### WORK TO DO
Reproduce each line exactly, including spacing and punctuation.

### THE DATA
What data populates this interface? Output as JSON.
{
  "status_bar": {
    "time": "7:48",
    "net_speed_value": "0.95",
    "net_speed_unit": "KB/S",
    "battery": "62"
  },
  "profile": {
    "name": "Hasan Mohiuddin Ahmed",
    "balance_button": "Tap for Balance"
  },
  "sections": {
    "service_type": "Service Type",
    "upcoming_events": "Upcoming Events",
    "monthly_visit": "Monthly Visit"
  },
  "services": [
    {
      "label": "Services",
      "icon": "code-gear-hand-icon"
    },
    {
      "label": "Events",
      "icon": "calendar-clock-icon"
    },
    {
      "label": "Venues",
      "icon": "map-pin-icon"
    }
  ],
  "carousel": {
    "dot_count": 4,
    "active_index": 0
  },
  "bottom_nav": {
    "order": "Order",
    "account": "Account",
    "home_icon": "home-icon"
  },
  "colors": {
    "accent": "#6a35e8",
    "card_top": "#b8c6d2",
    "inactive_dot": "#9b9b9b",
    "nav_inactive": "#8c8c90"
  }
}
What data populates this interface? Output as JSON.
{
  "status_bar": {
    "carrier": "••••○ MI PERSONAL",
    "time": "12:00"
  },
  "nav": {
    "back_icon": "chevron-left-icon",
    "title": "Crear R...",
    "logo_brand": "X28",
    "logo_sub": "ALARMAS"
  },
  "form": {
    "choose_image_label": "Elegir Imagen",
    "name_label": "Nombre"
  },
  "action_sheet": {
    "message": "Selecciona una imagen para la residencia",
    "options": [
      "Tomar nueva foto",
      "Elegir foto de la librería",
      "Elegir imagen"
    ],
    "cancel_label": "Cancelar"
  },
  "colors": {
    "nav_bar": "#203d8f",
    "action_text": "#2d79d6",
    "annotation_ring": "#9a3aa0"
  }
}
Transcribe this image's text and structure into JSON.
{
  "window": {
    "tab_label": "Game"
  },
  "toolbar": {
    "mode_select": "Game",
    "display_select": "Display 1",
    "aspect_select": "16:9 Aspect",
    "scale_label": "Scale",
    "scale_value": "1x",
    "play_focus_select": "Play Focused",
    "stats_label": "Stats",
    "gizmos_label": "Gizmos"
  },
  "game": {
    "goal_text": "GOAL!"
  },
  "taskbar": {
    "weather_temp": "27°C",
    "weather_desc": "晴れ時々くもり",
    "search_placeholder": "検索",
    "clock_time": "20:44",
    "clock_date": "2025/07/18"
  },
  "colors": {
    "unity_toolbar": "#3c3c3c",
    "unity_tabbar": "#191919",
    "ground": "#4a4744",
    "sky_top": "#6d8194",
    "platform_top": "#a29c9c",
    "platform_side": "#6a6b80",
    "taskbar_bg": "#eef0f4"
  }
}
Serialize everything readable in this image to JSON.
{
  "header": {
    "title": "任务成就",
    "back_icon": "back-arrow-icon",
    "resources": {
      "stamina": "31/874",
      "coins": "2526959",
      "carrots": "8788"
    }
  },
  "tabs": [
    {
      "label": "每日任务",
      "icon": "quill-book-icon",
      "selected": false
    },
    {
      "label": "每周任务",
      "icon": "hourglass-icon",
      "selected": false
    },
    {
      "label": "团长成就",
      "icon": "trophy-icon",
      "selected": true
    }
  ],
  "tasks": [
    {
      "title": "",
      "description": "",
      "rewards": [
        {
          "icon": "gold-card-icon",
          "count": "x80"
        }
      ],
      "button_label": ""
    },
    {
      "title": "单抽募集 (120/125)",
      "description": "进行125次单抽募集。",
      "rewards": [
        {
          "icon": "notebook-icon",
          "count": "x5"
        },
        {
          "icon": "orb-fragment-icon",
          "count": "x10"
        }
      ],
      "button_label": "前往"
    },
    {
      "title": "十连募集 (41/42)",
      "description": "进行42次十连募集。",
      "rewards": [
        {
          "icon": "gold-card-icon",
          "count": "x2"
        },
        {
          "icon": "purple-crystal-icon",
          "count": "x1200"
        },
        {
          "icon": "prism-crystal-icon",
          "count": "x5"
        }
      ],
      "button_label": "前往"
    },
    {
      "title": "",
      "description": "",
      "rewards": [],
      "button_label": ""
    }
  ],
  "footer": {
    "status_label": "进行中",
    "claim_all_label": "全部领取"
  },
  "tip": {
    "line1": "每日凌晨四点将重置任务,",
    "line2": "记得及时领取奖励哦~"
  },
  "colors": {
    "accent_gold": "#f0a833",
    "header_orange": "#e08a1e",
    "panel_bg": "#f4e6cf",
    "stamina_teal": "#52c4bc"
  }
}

### SOLUTION
What data populates this interface? Output as JSON.
{
  "status_bar": {
    "time": "7:48",
    "net_speed_value": "0.95",
    "net_speed_unit": "KB/S",
    "battery": "62"
  },
  "profile": {
    "name": "Hasan Mohiuddin Ahmed",
    "balance_button": "Tap for Balance"
  },
  "sections": {
    "service_type": "Service Type",
    "upcoming_events": "Upcoming Events",
    "monthly_visit": "Monthly Visit"
  },
  "services": [
    {
      "label": "Services",
      "icon": "code-gear-hand-icon"
    },
    {
      "label": "Events",
      "icon": "calendar-clock-icon"
    },
    {
      "label": "Venues",
      "icon": "map-pin-icon"
    }
  ],
  "carousel": {
    "dot_count": 4,
    "active_index": 0
  },
  "bottom_nav": {
    "order": "Order",
    "account": "Account",
    "home_icon": "home-icon"
  },
  "colors": {
    "accent": "#6a35e8",
    "card_top": "#b8c6d2",
    "inactive_dot": "#9b9b9b",
    "nav_inactive": "#8c8c90"
  }
}
What data populates this interface? Output as JSON.
{
  "status_bar": {
    "carrier": "••••○ MI PERSONAL",
    "time": "12:00"
  },
  "nav": {
    "back_icon": "chevron-left-icon",
    "title": "Crear R...",
    "logo_brand": "X28",
    "logo_sub": "ALARMAS"
  },
  "form": {
    "choose_image_label": "Elegir Imagen",
    "name_label": "Nombre"
  },
  "action_sheet": {
    "message": "Selecciona una imagen para la residencia",
    "options": [
      "Tomar nueva foto",
      "Elegir foto de la librería",
      "Elegir imagen"
    ],
    "cancel_label": "Cancelar"
  },
  "colors": {
    "nav_bar": "#203d8f",
    "action_text": "#2d79d6",
    "annotation_ring": "#9a3aa0"
  }
}
Transcribe this image's text and structure into JSON.
{
  "window": {
    "tab_label": "Game"
  },
  "toolbar": {
    "mode_select": "Game",
    "display_select": "Display 1",
    "aspect_select": "16:9 Aspect",
    "scale_label": "Scale",
    "scale_value": "1x",
    "play_focus_select": "Play Focused",
    "stats_label": "Stats",
    "gizmos_label": "Gizmos"
  },
  "game": {
    "goal_text": "GOAL!"
  },
  "taskbar": {
    "weather_temp": "27°C",
    "weather_desc": "晴れ時々くもり",
    "search_placeholder": "検索",
    "clock_time": "20:44",
    "clock_date": "2025/07/18"
  },
  "colors": {
    "unity_toolbar": "#3c3c3c",
    "unity_tabbar": "#191919",
    "ground": "#4a4744",
    "sky_top": "#6d8194",
    "platform_top": "#a29c9c",
    "platform_side": "#6a6b80",
    "taskbar_bg": "#eef0f4"
  }
}
Serialize everything readable in this image to JSON.
{
  "header": {
    "title": "任务成就",
    "back_icon": "back-arrow-icon",
    "resources": {
      "stamina": "31/874",
      "coins": "2526959",
      "carrots": "8788"
    }
  },
  "tabs": [
    {
      "label": "每日任务",
      "icon": "quill-book-icon",
      "selected": false
    },
    {
      "label": "每周任务",
      "icon": "hourglass-icon",
      "selected": false
    },
    {
      "label": "团长成就",
      "icon": "trophy-icon",
      "selected": true
    }
  ],
  "tasks": [
    {
      "title": "",
      "description": "",
      "rewards": [
        {
          "icon": "gold-card-icon",
          "count": "x80"
        }
      ],
      "button_label": ""
    },
    {
      "title": "单抽募集 (120/125)",
      "description": "进行125次单抽募集。",
      "rewards": [
        {
          "icon": "notebook-icon",
          "count": "x5"
        },
        {
          "icon": "orb-fragment-icon",
          "count": "x10"
        }
      ],
      "button_label": "前往"
    },
    {
      "title": "十连募集 (41/42)",
      "description": "进行42次十连募集。",
      "rewards": [
        {
          "icon": "gold-card-icon",
          "count": "x2"
        },
        {
          "icon": "purple-crystal-icon",
          "count": "x1200"
        },
        {
          "icon": "prism-crystal-icon",
          "count": "x5"
        }
      ],
      "button_label": "前往"
    },
    {
      "title": "",
      "description": "",
      "rewards": [],
      "button_label": ""
    }
  ],
  "footer": {
    "status_label": "进行中",
    "claim_all_label": "全部领取"
  },
  "tip": {
    "line1": "每日凌晨四点将重置任务,",
    "line2": "记得及时领取奖励哦~"
  },
  "colors": {
    "accent_gold": "#f0a833",
    "header_orange": "#e08a1e",
    "panel_bg": "#f4e6cf",
    "stamina_teal": "#52c4bc"
  }
}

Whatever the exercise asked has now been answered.